• WHAT IS REQUIRED
For every line in the data below that contains "ΠΕΡΙΒΑΛΛΟΝΤΙΚΗ", copy the line.

• SUPPLIED MATERIAL
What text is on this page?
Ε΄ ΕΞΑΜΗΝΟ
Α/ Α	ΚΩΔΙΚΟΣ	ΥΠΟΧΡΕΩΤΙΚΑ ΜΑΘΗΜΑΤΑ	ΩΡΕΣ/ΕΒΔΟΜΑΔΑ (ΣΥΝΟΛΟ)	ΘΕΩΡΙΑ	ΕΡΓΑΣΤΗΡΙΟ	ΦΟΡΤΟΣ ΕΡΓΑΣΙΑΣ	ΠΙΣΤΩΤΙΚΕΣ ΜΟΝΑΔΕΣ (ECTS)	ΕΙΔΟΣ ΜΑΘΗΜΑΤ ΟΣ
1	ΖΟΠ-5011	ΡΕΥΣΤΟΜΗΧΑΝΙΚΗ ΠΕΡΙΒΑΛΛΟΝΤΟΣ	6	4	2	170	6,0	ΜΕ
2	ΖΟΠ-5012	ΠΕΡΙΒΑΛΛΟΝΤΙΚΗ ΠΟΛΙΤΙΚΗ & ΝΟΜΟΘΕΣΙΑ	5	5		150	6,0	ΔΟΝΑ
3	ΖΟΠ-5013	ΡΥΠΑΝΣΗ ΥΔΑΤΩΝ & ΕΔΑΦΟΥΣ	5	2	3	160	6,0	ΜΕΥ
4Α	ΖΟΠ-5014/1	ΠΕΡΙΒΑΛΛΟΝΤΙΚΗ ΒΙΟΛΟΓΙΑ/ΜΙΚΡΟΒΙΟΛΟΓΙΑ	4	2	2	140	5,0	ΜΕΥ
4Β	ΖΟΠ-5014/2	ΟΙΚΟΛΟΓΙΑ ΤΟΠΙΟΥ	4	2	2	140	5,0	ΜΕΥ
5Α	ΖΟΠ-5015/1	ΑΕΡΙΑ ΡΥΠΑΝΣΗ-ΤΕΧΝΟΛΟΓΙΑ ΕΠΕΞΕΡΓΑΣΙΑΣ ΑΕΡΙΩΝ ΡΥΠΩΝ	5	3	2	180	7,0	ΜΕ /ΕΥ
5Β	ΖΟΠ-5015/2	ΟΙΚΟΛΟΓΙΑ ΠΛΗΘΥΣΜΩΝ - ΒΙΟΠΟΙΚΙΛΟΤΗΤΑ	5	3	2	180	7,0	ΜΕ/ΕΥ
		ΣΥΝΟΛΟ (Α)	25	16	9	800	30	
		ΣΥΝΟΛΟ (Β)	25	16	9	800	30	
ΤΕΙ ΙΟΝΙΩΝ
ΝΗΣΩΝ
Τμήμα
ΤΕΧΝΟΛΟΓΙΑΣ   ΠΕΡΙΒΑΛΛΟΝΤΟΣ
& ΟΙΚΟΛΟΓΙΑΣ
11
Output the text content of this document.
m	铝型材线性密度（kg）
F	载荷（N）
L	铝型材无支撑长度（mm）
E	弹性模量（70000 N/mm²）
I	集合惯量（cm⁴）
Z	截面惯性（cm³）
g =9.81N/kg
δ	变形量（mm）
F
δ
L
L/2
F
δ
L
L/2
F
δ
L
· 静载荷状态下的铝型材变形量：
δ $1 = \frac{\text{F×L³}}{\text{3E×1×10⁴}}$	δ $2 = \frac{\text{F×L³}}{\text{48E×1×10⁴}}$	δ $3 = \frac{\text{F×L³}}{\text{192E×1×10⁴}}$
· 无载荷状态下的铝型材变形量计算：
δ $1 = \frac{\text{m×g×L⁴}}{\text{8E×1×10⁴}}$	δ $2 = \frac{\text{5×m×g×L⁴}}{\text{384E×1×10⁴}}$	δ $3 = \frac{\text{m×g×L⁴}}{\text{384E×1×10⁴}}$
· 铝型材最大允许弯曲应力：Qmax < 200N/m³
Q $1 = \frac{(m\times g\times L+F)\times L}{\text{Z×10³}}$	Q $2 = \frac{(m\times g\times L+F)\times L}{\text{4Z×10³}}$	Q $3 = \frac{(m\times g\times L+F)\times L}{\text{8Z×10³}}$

• RESPONSE TO THE EXERCISE
2	ΖΟΠ-5012	ΠΕΡΙΒΑΛΛΟΝΤΙΚΗ ΠΟΛΙΤΙΚΗ & ΝΟΜΟΘΕΣΙΑ	5	5		150	6,0	ΔΟΝΑ
4Α	ΖΟΠ-5014/1	ΠΕΡΙΒΑΛΛΟΝΤΙΚΗ ΒΙΟΛΟΓΙΑ/ΜΙΚΡΟΒΙΟΛΟΓΙΑ	4	2	2	140	5,0	ΜΕΥ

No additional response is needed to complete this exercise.